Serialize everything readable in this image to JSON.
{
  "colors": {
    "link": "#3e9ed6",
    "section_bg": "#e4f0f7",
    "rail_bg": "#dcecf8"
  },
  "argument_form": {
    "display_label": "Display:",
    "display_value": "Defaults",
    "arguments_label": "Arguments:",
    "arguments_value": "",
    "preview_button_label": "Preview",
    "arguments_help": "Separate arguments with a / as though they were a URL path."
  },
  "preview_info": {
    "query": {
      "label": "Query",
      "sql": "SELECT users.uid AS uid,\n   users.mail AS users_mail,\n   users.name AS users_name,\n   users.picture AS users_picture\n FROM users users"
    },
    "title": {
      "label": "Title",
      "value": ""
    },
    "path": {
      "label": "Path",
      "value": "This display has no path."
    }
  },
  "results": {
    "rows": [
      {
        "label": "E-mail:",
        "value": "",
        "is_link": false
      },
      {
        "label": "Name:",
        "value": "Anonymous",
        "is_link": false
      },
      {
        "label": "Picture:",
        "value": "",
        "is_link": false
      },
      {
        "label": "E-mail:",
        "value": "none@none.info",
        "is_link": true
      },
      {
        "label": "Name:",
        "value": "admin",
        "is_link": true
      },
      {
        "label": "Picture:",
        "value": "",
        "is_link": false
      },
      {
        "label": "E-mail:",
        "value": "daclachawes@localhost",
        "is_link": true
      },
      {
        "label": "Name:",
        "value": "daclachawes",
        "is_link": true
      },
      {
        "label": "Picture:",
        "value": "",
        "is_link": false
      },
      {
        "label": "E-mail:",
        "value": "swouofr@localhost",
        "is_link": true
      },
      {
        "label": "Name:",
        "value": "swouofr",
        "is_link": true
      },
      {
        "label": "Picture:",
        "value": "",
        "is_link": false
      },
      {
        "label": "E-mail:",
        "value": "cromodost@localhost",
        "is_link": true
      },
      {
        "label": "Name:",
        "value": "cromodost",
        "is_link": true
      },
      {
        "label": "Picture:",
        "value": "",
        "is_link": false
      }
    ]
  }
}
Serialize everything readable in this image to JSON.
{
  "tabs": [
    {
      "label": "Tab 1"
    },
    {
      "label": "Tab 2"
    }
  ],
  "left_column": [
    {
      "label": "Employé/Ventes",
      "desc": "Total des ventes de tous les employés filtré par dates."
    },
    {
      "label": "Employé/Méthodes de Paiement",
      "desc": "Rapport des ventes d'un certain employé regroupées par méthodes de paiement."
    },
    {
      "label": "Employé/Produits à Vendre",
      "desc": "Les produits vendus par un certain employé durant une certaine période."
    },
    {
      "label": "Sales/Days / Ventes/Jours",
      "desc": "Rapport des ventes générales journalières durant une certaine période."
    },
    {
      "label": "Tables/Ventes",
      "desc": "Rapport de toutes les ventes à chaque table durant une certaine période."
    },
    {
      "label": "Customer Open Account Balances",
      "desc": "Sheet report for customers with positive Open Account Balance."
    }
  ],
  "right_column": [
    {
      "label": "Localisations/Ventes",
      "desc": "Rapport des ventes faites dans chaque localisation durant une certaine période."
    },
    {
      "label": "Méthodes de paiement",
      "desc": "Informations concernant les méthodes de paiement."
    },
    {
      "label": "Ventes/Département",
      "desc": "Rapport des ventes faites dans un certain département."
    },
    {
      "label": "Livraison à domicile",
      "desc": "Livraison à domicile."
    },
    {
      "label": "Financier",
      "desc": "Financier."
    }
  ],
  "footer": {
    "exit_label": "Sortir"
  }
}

§ **WORK TO BE COMPLETED**
Write out the data exactly as it stands.

§ **CORRECT RESULT**
Serialize everything readable in this image to JSON.
{
  "colors": {
    "link": "#3e9ed6",
    "section_bg": "#e4f0f7",
    "rail_bg": "#dcecf8"
  },
  "argument_form": {
    "display_label": "Display:",
    "display_value": "Defaults",
    "arguments_label": "Arguments:",
    "arguments_value": "",
    "preview_button_label": "Preview",
    "arguments_help": "Separate arguments with a / as though they were a URL path."
  },
  "preview_info": {
    "query": {
      "label": "Query",
      "sql": "SELECT users.uid AS uid,\n   users.mail AS users_mail,\n   users.name AS users_name,\n   users.picture AS users_picture\n FROM users users"
    },
    "title": {
      "label": "Title",
      "value": ""
    },
    "path": {
      "label": "Path",
      "value": "This display has no path."
    }
  },
  "results": {
    "rows": [
      {
        "label": "E-mail:",
        "value": "",
        "is_link": false
      },
      {
        "label": "Name:",
        "value": "Anonymous",
        "is_link": false
      },
      {
        "label": "Picture:",
        "value": "",
        "is_link": false
      },
      {
        "label": "E-mail:",
        "value": "none@none.info",
        "is_link": true
      },
      {
        "label": "Name:",
        "value": "admin",
        "is_link": true
      },
      {
        "label": "Picture:",
        "value": "",
        "is_link": false
      },
      {
        "label": "E-mail:",
        "value": "daclachawes@localhost",
        "is_link": true
      },
      {
        "label": "Name:",
        "value": "daclachawes",
        "is_link": true
      },
      {
        "label": "Picture:",
        "value": "",
        "is_link": false
      },
      {
        "label": "E-mail:",
        "value": "swouofr@localhost",
        "is_link": true
      },
      {
        "label": "Name:",
        "value": "swouofr",
        "is_link": true
      },
      {
        "label": "Picture:",
        "value": "",
        "is_link": false
      },
      {
        "label": "E-mail:",
        "value": "cromodost@localhost",
        "is_link": true
      },
      {
        "label": "Name:",
        "value": "cromodost",
        "is_link": true
      },
      {
        "label": "Picture:",
        "value": "",
        "is_link": false
      }
    ]
  }
}
Serialize everything readable in this image to JSON.
{
  "tabs": [
    {
      "label": "Tab 1"
    },
    {
      "label": "Tab 2"
    }
  ],
  "left_column": [
    {
      "label": "Employé/Ventes",
      "desc": "Total des ventes de tous les employés filtré par dates."
    },
    {
      "label": "Employé/Méthodes de Paiement",
      "desc": "Rapport des ventes d'un certain employé regroupées par méthodes de paiement."
    },
    {
      "label": "Employé/Produits à Vendre",
      "desc": "Les produits vendus par un certain employé durant une certaine période."
    },
    {
      "label": "Sales/Days / Ventes/Jours",
      "desc": "Rapport des ventes générales journalières durant une certaine période."
    },
    {
      "label": "Tables/Ventes",
      "desc": "Rapport de toutes les ventes à chaque table durant une certaine période."
    },
    {
      "label": "Customer Open Account Balances",
      "desc": "Sheet report for customers with positive Open Account Balance."
    }
  ],
  "right_column": [
    {
      "label": "Localisations/Ventes",
      "desc": "Rapport des ventes faites dans chaque localisation durant une certaine période."
    },
    {
      "label": "Méthodes de paiement",
      "desc": "Informations concernant les méthodes de paiement."
    },
    {
      "label": "Ventes/Département",
      "desc": "Rapport des ventes faites dans un certain département."
    },
    {
      "label": "Livraison à domicile",
      "desc": "Livraison à domicile."
    },
    {
      "label": "Financier",
      "desc": "Financier."
    }
  ],
  "footer": {
    "exit_label": "Sortir"
  }
}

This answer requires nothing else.